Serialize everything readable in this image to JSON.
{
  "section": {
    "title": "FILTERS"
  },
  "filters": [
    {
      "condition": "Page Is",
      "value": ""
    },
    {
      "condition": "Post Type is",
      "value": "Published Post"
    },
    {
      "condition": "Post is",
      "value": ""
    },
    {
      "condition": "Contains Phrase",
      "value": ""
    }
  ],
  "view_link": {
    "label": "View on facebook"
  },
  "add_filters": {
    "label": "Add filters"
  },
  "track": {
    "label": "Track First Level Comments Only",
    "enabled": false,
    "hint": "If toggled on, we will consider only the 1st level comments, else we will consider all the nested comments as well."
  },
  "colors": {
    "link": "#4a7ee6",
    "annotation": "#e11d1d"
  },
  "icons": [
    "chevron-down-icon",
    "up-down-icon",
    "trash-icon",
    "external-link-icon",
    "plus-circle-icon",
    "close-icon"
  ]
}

* * * * * * * * *

**Brief:** Write out the full set of records exactly as given.

**Response to the exercise:**
Serialize everything readable in this image to JSON.
{
  "section": {
    "title": "FILTERS"
  },
  "filters": [
    {
      "condition": "Page Is",
      "value": ""
    },
    {
      "condition": "Post Type is",
      "value": "Published Post"
    },
    {
      "condition": "Post is",
      "value": ""
    },
    {
      "condition": "Contains Phrase",
      "value": ""
    }
  ],
  "view_link": {
    "label": "View on facebook"
  },
  "add_filters": {
    "label": "Add filters"
  },
  "track": {
    "label": "Track First Level Comments Only",
    "enabled": false,
    "hint": "If toggled on, we will consider only the 1st level comments, else we will consider all the nested comments as well."
  },
  "colors": {
    "link": "#4a7ee6",
    "annotation": "#e11d1d"
  },
  "icons": [
    "chevron-down-icon",
    "up-down-icon",
    "trash-icon",
    "external-link-icon",
    "plus-circle-icon",
    "close-icon"
  ]
}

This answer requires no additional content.